§ **Exercise requirements**:
(1) From the knn forum thread, write out the stretch from "And here is" through "predictions = knn.predict(test[features])".
(2) Condense the paragraph of the knn forum thread that begins "Now, I'm aware that the algorithm" into a shorter version that keeps its main facts.

Reputation: 353
I'd like to find a way to determine which neighbors are actually used in my knn algorithm, so I can dive deeper into the rows of data that are similar to my features.
Here is an example of a dataset which I split into a training set and a test set for the prediction model:
Player PER VORP WS
Fabricio Oberto 11.9 1.0 4.1
Eddie Johnson 16.5 1.7 4.8
Tim Legler 15.9 2.0 6.8
Ersan Ilyasova 14.3 0.7 3.8
Kevin Love 25.4 3.5 10.0
Tim Hardaway 20.6 5.1 11.7
Frank Brickowsk 8.6 -0.2 1.6
etc....
And here is an example of my knn algorithm code:
features = ['PER','VORP']
knn = KNeighborsRegressor(n_neighbors=5, algorithm='brute')
knn.fit(train[features], train['WS'])
predictions = knn.predict(test[features])
Now, I'm aware that the algorithm will iterate over each row and make each target prediction based on the 5 closest neighbors that come from the target features I've specified.
I'd like to find out WHICH 5 n_neighbors were actually used in determining my target feature? In this case - which players were actually used in determining the target?
Is there a way to get a list of the 5 neighbors (aka players) which were used in the analysis for each row?
Upvotes: 1
Views: 869
Reputation: 36684
knn.kneighbors
will return you an array of the corresponding nearest neighbours.
Upvotes: 1

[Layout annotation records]
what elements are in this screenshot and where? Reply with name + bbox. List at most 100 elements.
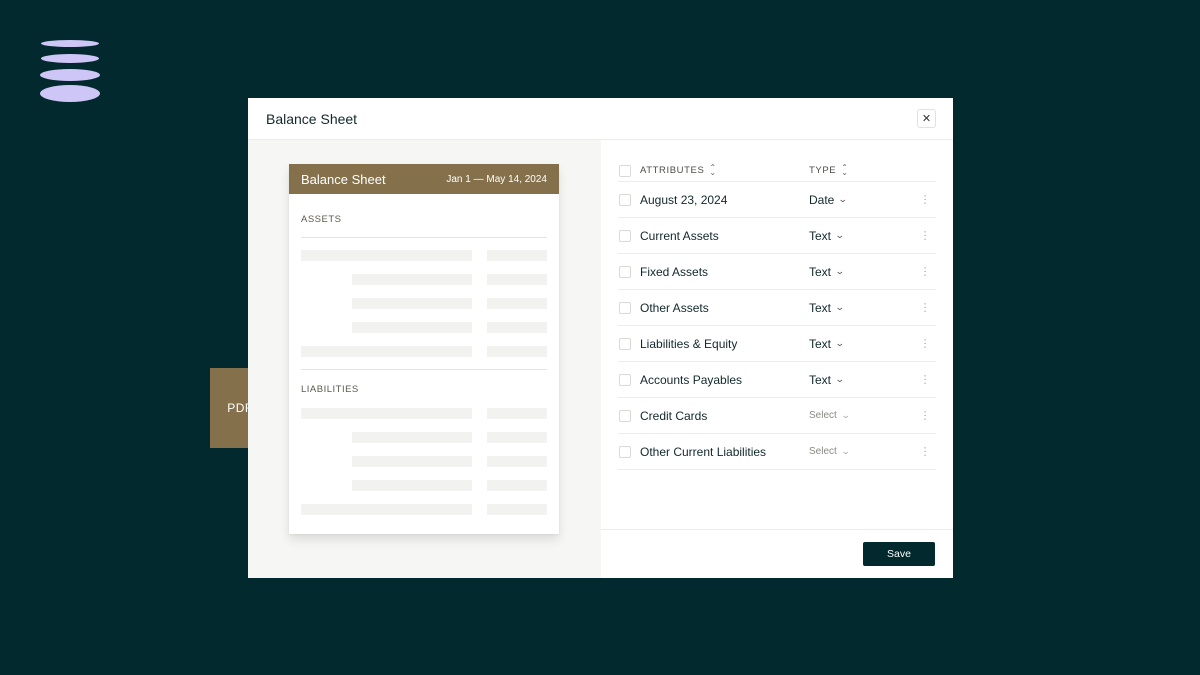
type-column-header[interactable]: TYPE ⌃ ⌄ <box>809 163 849 177</box>
type-dropdown[interactable]: Text ⌄ <box>809 228 845 243</box>
type-value: Text <box>809 300 832 315</box>
attribute-name: Other Assets <box>640 300 709 315</box>
document-divider <box>301 369 547 370</box>
table-row: August 23, 2024 Date ⌄ ··· <box>618 182 936 218</box>
placeholder-value <box>487 274 547 285</box>
attribute-name: Fixed Assets <box>640 264 709 279</box>
close-icon: ✕ <box>921 113 932 125</box>
placeholder-line <box>301 346 472 357</box>
placeholder-value <box>487 346 547 357</box>
document-preview: Balance Sheet Jan 1 — May 14, 2024 ASSET… <box>289 164 559 534</box>
placeholder-line <box>352 322 472 333</box>
placeholder-line <box>352 480 472 491</box>
row-checkbox[interactable] <box>619 409 631 422</box>
kebab-menu-icon[interactable]: ··· <box>919 374 931 385</box>
type-value: Date <box>809 192 835 207</box>
document-section-liabilities: LIABILITIES <box>301 384 359 395</box>
chevron-down-icon: ⌄ <box>834 230 845 240</box>
type-value: Text <box>809 372 832 387</box>
modal-title: Balance Sheet <box>266 110 358 127</box>
placeholder-line <box>301 408 472 419</box>
type-column-label: TYPE <box>809 165 837 176</box>
kebab-menu-icon[interactable]: ··· <box>919 302 931 313</box>
placeholder-value <box>487 432 547 443</box>
attribute-name: August 23, 2024 <box>640 192 728 207</box>
placeholder-value <box>487 456 547 467</box>
table-row: Liabilities & Equity Text ⌄ ··· <box>618 326 936 362</box>
sort-icon: ⌃ ⌄ <box>841 163 849 177</box>
chevron-down-icon: ⌄ <box>834 302 845 312</box>
placeholder-line <box>301 250 472 261</box>
sort-icon: ⌃ ⌄ <box>709 163 717 177</box>
chevron-down-icon: ⌄ <box>840 410 851 420</box>
row-checkbox[interactable] <box>619 193 631 206</box>
table-row: Current Assets Text ⌄ ··· <box>618 218 936 254</box>
row-checkbox[interactable] <box>619 229 631 242</box>
placeholder-line <box>352 274 472 285</box>
table-row: Credit Cards Select ⌄ ··· <box>618 398 936 434</box>
type-dropdown[interactable]: Text ⌄ <box>809 300 845 315</box>
attribute-name: Current Assets <box>640 228 719 243</box>
type-dropdown[interactable]: Select ⌄ <box>809 410 851 421</box>
type-value: Text <box>809 264 832 279</box>
row-checkbox[interactable] <box>619 373 631 386</box>
type-dropdown[interactable]: Date ⌄ <box>809 192 849 207</box>
save-button[interactable]: Save <box>863 542 935 566</box>
attribute-name: Liabilities & Equity <box>640 336 738 351</box>
type-placeholder: Select <box>809 446 837 457</box>
attribute-name: Other Current Liabilities <box>640 444 767 459</box>
modal-footer: Save <box>601 529 953 578</box>
type-value: Text <box>809 228 832 243</box>
placeholder-value <box>487 480 547 491</box>
document-section-assets: ASSETS <box>301 214 342 225</box>
close-button[interactable]: ✕ <box>917 109 936 128</box>
kebab-menu-icon[interactable]: ··· <box>919 194 931 205</box>
modal-header: Balance Sheet ✕ <box>248 98 953 140</box>
placeholder-value <box>487 322 547 333</box>
placeholder-line <box>352 456 472 467</box>
logo-icon <box>40 40 100 102</box>
document-header: Balance Sheet Jan 1 — May 14, 2024 <box>289 164 559 194</box>
table-row: Other Assets Text ⌄ ··· <box>618 290 936 326</box>
placeholder-line <box>352 432 472 443</box>
type-dropdown[interactable]: Text ⌄ <box>809 336 845 351</box>
row-checkbox[interactable] <box>619 265 631 278</box>
table-row: Fixed Assets Text ⌄ ··· <box>618 254 936 290</box>
type-value: Text <box>809 336 832 351</box>
document-date-range: Jan 1 — May 14, 2024 <box>446 173 547 185</box>
attribute-name: Accounts Payables <box>640 372 743 387</box>
row-checkbox[interactable] <box>619 337 631 350</box>
chevron-down-icon: ⌄ <box>834 266 845 276</box>
placeholder-value <box>487 504 547 515</box>
table-header: ATTRIBUTES ⌃ ⌄ TYPE ⌃ ⌄ <box>618 162 936 182</box>
kebab-menu-icon[interactable]: ··· <box>919 230 931 241</box>
document-preview-pane: Balance Sheet Jan 1 — May 14, 2024 ASSET… <box>248 140 601 578</box>
kebab-menu-icon[interactable]: ··· <box>919 338 931 349</box>
placeholder-line <box>352 298 472 309</box>
table-row: Other Current Liabilities Select ⌄ ··· <box>618 434 936 470</box>
type-dropdown[interactable]: Text ⌄ <box>809 372 845 387</box>
attributes-column-label: ATTRIBUTES <box>640 165 705 176</box>
attributes-column-header[interactable]: ATTRIBUTES ⌃ ⌄ <box>640 163 717 177</box>
attributes-table: ATTRIBUTES ⌃ ⌄ TYPE ⌃ ⌄ August 23, 2024 Da… <box>618 162 936 470</box>
type-dropdown[interactable]: Text ⌄ <box>809 264 845 279</box>
balance-sheet-modal: Balance Sheet ✕ Balance Sheet Jan 1 — Ma… <box>248 98 953 578</box>
type-dropdown[interactable]: Select ⌄ <box>809 446 851 457</box>
chevron-down-icon: ⌄ <box>834 338 845 348</box>
placeholder-value <box>487 250 547 261</box>
select-all-checkbox[interactable] <box>619 165 631 177</box>
kebab-menu-icon[interactable]: ··· <box>919 446 931 457</box>
type-placeholder: Select <box>809 410 837 421</box>
chevron-down-icon: ⌄ <box>834 374 845 384</box>
table-row: Accounts Payables Text ⌄ ··· <box>618 362 936 398</box>
kebab-menu-icon[interactable]: ··· <box>919 266 931 277</box>
placeholder-value <box>487 408 547 419</box>
kebab-menu-icon[interactable]: ··· <box>919 410 931 421</box>
attribute-name: Credit Cards <box>640 408 708 423</box>
chevron-down-icon: ⌄ <box>840 446 851 456</box>
chevron-down-icon: ⌄ <box>838 194 849 204</box>
attributes-pane: ATTRIBUTES ⌃ ⌄ TYPE ⌃ ⌄ August 23, 2024 Da… <box>601 140 953 578</box>
row-checkbox[interactable] <box>619 301 631 314</box>
row-checkbox[interactable] <box>619 445 631 458</box>
document-title: Balance Sheet <box>301 171 386 187</box>
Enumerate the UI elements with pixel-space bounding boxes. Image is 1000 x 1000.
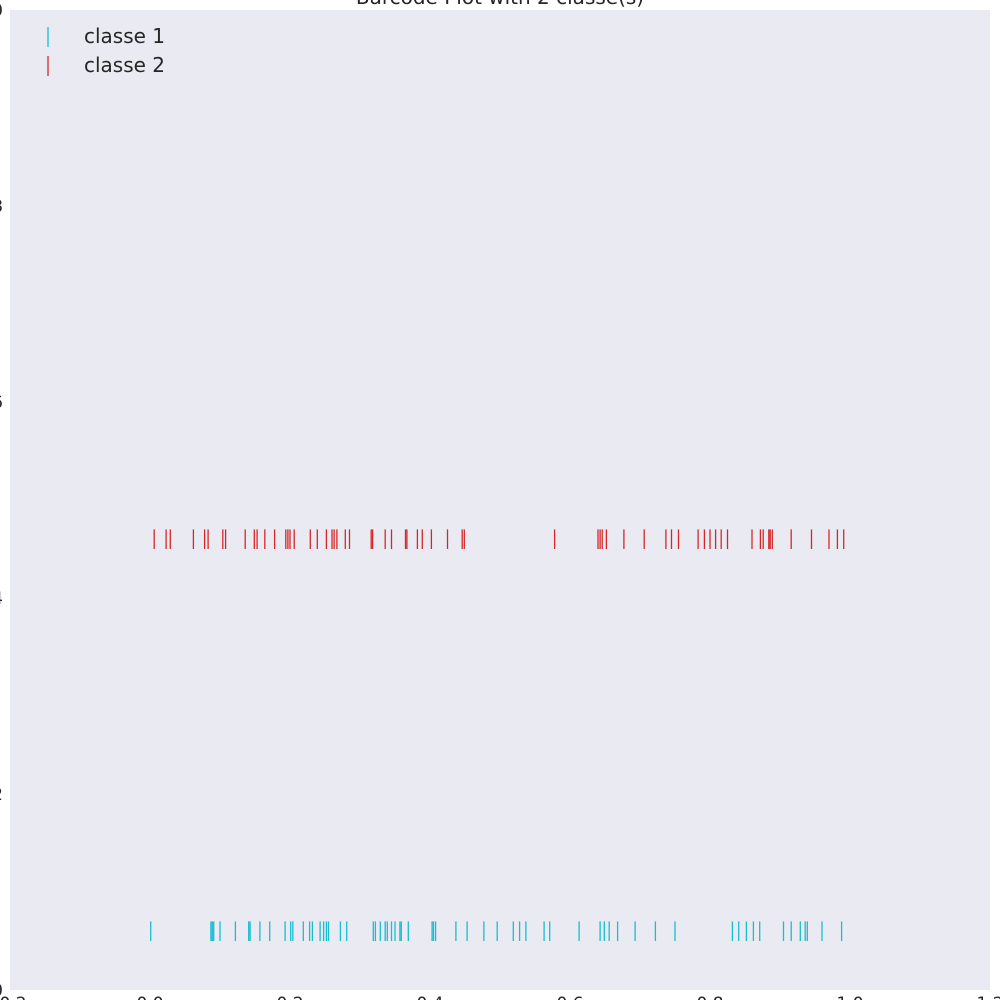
y-tick-label: 0.0	[0, 981, 3, 1000]
x-tick-label: 1.0	[836, 994, 863, 1000]
y-tick-label: 1.0	[0, 1, 3, 21]
chart-title: Barcode Plot with 2 classe(s)	[356, 0, 644, 9]
x-tick-label: 1.2	[976, 994, 1000, 1000]
plot-area	[10, 10, 990, 990]
x-tick-label: 0.2	[276, 994, 303, 1000]
legend-label: classe 2	[84, 53, 165, 77]
x-tick-label: -0.2	[0, 994, 27, 1000]
legend-label: classe 1	[84, 24, 165, 48]
x-tick-label: 0.4	[416, 994, 443, 1000]
y-tick-label: 0.2	[0, 785, 3, 805]
y-tick-label: 0.8	[0, 197, 3, 217]
x-tick-label: 0.8	[696, 994, 723, 1000]
x-tick-label: 0.0	[136, 994, 163, 1000]
barcode-chart: -0.20.00.20.40.60.81.01.20.00.20.40.60.8…	[0, 0, 1000, 1000]
y-tick-label: 0.6	[0, 393, 3, 413]
y-tick-label: 0.4	[0, 589, 3, 609]
x-tick-label: 0.6	[556, 994, 583, 1000]
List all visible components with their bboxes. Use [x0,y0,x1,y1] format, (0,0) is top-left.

§ **Complete answers**:
(1)
And here is an example of my knn algorithm code:
features = ['PER','VORP']
knn = KNeighborsRegressor(n_neighbors=5, algorithm='brute')
knn.fit(train[features], train['WS'])
predictions = knn.predict(test[features])

(2) The algorithm goes through each row and predicts the target from the 5 closest neighbors, based on the specified target features.